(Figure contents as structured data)
◇ ◇ ◇ ◇

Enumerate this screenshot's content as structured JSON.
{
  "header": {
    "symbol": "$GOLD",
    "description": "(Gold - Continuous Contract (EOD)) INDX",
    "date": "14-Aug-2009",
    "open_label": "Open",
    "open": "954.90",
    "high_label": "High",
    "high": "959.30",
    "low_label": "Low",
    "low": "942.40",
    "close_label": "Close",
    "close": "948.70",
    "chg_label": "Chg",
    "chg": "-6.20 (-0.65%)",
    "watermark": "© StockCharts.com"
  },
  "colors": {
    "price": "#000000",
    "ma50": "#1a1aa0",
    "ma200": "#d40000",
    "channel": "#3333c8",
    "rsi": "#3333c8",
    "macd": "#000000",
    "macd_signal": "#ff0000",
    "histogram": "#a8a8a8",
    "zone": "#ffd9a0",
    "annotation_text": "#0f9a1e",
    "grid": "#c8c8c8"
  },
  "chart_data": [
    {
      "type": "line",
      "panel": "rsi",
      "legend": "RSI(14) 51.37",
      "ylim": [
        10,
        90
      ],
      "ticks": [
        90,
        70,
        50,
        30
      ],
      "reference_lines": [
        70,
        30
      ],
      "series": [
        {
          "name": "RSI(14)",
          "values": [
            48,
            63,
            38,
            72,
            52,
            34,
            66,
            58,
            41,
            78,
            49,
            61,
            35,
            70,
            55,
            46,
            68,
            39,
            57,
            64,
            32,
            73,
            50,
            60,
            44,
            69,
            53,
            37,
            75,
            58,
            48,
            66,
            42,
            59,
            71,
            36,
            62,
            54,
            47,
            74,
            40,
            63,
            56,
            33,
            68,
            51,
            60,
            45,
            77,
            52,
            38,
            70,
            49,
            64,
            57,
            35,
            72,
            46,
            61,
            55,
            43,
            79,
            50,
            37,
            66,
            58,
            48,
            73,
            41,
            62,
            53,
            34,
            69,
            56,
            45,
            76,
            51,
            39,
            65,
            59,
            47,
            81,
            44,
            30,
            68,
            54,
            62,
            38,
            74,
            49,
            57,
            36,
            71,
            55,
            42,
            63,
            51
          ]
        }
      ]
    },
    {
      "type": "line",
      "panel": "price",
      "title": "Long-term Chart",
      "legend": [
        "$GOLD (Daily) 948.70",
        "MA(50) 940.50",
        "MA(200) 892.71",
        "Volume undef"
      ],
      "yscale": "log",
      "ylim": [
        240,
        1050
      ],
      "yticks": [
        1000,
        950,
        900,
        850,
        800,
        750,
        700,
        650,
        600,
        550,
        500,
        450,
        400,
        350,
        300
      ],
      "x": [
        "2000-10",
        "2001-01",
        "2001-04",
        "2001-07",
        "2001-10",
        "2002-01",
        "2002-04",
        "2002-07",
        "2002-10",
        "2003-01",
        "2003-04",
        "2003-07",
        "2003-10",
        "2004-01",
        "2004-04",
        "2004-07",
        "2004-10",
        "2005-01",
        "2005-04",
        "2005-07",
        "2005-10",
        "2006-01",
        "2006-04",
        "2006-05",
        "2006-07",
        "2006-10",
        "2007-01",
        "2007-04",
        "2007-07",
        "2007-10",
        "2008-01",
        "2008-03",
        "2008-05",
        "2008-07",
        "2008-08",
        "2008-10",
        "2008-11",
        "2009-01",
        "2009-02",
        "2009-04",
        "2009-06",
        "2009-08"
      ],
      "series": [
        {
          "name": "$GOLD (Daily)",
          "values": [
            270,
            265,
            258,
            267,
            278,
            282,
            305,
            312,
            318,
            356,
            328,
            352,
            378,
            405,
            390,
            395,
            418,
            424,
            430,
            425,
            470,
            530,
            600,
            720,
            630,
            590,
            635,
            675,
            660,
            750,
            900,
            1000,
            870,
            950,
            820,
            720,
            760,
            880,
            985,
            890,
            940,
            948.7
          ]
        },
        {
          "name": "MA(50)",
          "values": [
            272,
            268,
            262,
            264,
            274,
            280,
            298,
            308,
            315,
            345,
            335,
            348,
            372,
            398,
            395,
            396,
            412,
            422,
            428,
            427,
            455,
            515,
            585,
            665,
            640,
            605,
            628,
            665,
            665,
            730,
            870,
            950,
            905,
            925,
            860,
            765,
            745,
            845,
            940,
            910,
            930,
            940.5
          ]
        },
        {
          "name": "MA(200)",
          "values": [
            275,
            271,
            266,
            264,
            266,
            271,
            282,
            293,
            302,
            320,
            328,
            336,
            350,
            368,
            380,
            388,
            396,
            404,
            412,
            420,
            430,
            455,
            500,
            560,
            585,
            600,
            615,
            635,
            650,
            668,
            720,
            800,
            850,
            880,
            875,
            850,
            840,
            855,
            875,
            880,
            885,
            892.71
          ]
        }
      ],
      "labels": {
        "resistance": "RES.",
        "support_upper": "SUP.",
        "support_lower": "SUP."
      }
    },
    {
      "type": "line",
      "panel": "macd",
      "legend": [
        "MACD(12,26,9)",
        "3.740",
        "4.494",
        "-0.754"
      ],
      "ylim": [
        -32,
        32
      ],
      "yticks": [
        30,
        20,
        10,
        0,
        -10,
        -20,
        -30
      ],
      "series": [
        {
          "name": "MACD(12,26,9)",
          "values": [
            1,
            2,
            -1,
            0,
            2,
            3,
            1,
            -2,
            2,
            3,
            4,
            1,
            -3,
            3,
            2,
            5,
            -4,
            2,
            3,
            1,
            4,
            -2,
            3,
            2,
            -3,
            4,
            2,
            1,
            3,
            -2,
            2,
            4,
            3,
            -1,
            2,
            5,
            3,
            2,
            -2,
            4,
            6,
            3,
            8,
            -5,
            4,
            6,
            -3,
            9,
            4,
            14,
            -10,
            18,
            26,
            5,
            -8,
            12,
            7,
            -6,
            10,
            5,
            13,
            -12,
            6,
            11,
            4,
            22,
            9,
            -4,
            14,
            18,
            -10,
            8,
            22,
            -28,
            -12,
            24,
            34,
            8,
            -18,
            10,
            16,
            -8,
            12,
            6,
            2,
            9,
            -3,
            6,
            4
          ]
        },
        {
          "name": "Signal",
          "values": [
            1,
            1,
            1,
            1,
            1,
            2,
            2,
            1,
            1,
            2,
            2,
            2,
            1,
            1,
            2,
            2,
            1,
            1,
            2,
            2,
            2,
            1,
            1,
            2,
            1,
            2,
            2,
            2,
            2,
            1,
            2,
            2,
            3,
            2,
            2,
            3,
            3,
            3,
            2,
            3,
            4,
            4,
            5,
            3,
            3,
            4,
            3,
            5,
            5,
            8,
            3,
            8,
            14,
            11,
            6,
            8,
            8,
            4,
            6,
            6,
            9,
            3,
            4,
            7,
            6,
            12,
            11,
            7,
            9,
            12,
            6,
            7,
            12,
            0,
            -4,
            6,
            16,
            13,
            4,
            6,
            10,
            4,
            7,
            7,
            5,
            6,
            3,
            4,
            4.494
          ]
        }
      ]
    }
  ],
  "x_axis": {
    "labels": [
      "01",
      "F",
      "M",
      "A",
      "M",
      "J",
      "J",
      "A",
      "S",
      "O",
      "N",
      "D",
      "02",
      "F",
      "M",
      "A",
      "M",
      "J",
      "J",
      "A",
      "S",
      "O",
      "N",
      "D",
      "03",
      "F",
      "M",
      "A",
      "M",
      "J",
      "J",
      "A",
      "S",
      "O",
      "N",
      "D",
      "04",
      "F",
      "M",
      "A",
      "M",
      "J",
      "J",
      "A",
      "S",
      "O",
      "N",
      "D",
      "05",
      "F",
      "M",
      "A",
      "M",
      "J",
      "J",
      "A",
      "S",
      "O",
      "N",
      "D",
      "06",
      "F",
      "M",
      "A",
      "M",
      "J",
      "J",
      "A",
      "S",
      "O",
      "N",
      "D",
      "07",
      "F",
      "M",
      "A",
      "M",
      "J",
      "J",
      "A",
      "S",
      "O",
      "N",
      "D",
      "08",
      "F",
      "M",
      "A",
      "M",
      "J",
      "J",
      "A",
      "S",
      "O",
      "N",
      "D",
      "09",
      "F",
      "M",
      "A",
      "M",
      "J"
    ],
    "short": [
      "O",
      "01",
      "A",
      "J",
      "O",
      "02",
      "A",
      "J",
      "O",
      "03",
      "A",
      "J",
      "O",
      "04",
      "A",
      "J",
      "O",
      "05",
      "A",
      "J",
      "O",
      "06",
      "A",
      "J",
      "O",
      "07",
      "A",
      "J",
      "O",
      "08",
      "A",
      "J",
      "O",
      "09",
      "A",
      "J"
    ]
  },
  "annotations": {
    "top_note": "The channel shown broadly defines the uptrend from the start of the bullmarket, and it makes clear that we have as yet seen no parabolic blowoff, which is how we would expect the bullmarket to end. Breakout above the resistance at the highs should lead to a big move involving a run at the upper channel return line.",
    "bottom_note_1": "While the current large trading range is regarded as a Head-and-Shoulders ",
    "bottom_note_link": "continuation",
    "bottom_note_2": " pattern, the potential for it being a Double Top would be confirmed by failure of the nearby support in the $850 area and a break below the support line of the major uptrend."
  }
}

◇ ◇ ◇ ◇

:: DESCRIPTION OF THE TASK ::
Locate all lines in the listing above with the word "uptrend" and copy them.

:: SOLUTION FOR THIS PROBLEM ::
    "top_note": "The channel shown broadly defines the uptrend from the start of the bullmarket, and it makes clear that we have as yet seen no parabolic blowoff, which is how we would expect the bullmarket to end. Breakout above the resistance at the highs should lead to a big move involving a run at the upper channel return line.",
    "bottom_note_2": " pattern, the potential for it being a Double Top would be confirmed by failure of the nearby support in the $850 area and a break below the support line of the major uptrend."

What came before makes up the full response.